++++ DATA SUPPLIED ++++
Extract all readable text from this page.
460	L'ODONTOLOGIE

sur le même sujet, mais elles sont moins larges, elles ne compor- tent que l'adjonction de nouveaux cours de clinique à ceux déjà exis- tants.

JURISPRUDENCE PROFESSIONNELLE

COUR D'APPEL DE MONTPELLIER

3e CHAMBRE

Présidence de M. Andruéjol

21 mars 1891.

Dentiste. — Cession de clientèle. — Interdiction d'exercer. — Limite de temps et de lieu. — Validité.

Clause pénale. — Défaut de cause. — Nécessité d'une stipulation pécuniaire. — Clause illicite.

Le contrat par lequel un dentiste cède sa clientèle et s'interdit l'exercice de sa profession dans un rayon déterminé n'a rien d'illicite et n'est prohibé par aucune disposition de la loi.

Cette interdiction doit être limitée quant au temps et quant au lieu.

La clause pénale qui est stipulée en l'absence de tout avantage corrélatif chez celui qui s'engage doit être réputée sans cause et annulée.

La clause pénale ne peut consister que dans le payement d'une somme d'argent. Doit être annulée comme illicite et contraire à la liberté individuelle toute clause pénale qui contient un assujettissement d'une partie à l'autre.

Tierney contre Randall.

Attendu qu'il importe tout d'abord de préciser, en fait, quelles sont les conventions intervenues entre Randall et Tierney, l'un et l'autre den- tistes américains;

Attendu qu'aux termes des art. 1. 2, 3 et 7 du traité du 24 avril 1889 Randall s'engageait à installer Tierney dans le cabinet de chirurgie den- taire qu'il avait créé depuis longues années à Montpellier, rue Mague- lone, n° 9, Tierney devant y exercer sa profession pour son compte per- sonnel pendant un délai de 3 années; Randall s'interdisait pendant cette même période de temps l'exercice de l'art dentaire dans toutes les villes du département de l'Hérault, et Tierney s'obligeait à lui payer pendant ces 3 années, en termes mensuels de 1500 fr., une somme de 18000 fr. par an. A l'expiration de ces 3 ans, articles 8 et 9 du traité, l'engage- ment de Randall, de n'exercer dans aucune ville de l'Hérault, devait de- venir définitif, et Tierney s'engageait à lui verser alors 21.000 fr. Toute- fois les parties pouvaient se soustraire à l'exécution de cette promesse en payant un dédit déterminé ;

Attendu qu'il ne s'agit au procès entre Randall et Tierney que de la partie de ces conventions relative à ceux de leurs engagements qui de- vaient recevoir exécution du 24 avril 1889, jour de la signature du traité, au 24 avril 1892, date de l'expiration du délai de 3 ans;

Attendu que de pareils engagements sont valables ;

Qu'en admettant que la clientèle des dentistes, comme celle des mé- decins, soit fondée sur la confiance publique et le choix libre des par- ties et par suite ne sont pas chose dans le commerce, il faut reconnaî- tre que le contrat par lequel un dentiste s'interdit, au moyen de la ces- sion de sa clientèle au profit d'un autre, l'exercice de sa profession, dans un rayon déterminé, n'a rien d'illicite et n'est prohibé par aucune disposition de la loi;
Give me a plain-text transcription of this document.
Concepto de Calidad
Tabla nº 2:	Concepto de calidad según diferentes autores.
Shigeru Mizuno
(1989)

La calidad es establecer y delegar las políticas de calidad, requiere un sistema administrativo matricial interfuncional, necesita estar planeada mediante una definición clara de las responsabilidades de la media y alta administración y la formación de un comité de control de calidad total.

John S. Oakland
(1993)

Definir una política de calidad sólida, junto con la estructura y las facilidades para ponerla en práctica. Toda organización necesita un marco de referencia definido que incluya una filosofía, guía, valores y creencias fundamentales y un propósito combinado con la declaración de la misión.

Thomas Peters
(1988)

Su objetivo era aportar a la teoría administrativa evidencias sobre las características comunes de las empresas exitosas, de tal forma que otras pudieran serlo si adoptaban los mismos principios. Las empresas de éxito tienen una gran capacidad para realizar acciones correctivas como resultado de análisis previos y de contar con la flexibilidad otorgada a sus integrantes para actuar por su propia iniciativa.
++++
**OBJECTIVE**
Every record should be repeated exactly; please leave none out.

**CORRECT RESULT**
Extract all readable text from this page.
460	L'ODONTOLOGIE

sur le même sujet, mais elles sont moins larges, elles ne compor- tent que l'adjonction de nouveaux cours de clinique à ceux déjà exis- tants.

JURISPRUDENCE PROFESSIONNELLE

COUR D'APPEL DE MONTPELLIER

3e CHAMBRE

Présidence de M. Andruéjol

21 mars 1891.

Dentiste. — Cession de clientèle. — Interdiction d'exercer. — Limite de temps et de lieu. — Validité.

Clause pénale. — Défaut de cause. — Nécessité d'une stipulation pécuniaire. — Clause illicite.

Le contrat par lequel un dentiste cède sa clientèle et s'interdit l'exercice de sa profession dans un rayon déterminé n'a rien d'illicite et n'est prohibé par aucune disposition de la loi.

Cette interdiction doit être limitée quant au temps et quant au lieu.

La clause pénale qui est stipulée en l'absence de tout avantage corrélatif chez celui qui s'engage doit être réputée sans cause et annulée.

La clause pénale ne peut consister que dans le payement d'une somme d'argent. Doit être annulée comme illicite et contraire à la liberté individuelle toute clause pénale qui contient un assujettissement d'une partie à l'autre.

Tierney contre Randall.

Attendu qu'il importe tout d'abord de préciser, en fait, quelles sont les conventions intervenues entre Randall et Tierney, l'un et l'autre den- tistes américains;

Attendu qu'aux termes des art. 1. 2, 3 et 7 du traité du 24 avril 1889 Randall s'engageait à installer Tierney dans le cabinet de chirurgie den- taire qu'il avait créé depuis longues années à Montpellier, rue Mague- lone, n° 9, Tierney devant y exercer sa profession pour son compte per- sonnel pendant un délai de 3 années; Randall s'interdisait pendant cette même période de temps l'exercice de l'art dentaire dans toutes les villes du département de l'Hérault, et Tierney s'obligeait à lui payer pendant ces 3 années, en termes mensuels de 1500 fr., une somme de 18000 fr. par an. A l'expiration de ces 3 ans, articles 8 et 9 du traité, l'engage- ment de Randall, de n'exercer dans aucune ville de l'Hérault, devait de- venir définitif, et Tierney s'engageait à lui verser alors 21.000 fr. Toute- fois les parties pouvaient se soustraire à l'exécution de cette promesse en payant un dédit déterminé ;

Attendu qu'il ne s'agit au procès entre Randall et Tierney que de la partie de ces conventions relative à ceux de leurs engagements qui de- vaient recevoir exécution du 24 avril 1889, jour de la signature du traité, au 24 avril 1892, date de l'expiration du délai de 3 ans;

Attendu que de pareils engagements sont valables ;

Qu'en admettant que la clientèle des dentistes, comme celle des mé- decins, soit fondée sur la confiance publique et le choix libre des par- ties et par suite ne sont pas chose dans le commerce, il faut reconnaî- tre que le contrat par lequel un dentiste s'interdit, au moyen de la ces- sion de sa clientèle au profit d'un autre, l'exercice de sa profession, dans un rayon déterminé, n'a rien d'illicite et n'est prohibé par aucune disposition de la loi;
Give me a plain-text transcription of this document.
Concepto de Calidad
Tabla nº 2:	Concepto de calidad según diferentes autores.
Shigeru Mizuno
(1989)

La calidad es establecer y delegar las políticas de calidad, requiere un sistema administrativo matricial interfuncional, necesita estar planeada mediante una definición clara de las responsabilidades de la media y alta administración y la formación de un comité de control de calidad total.

John S. Oakland
(1993)

Definir una política de calidad sólida, junto con la estructura y las facilidades para ponerla en práctica. Toda organización necesita un marco de referencia definido que incluya una filosofía, guía, valores y creencias fundamentales y un propósito combinado con la declaración de la misión.

Thomas Peters
(1988)

Su objetivo era aportar a la teoría administrativa evidencias sobre las características comunes de las empresas exitosas, de tal forma que otras pudieran serlo si adoptaban los mismos principios. Las empresas de éxito tienen una gran capacidad para realizar acciones correctivas como resultado de análisis previos y de contar con la flexibilidad otorgada a sus integrantes para actuar por su propia iniciativa.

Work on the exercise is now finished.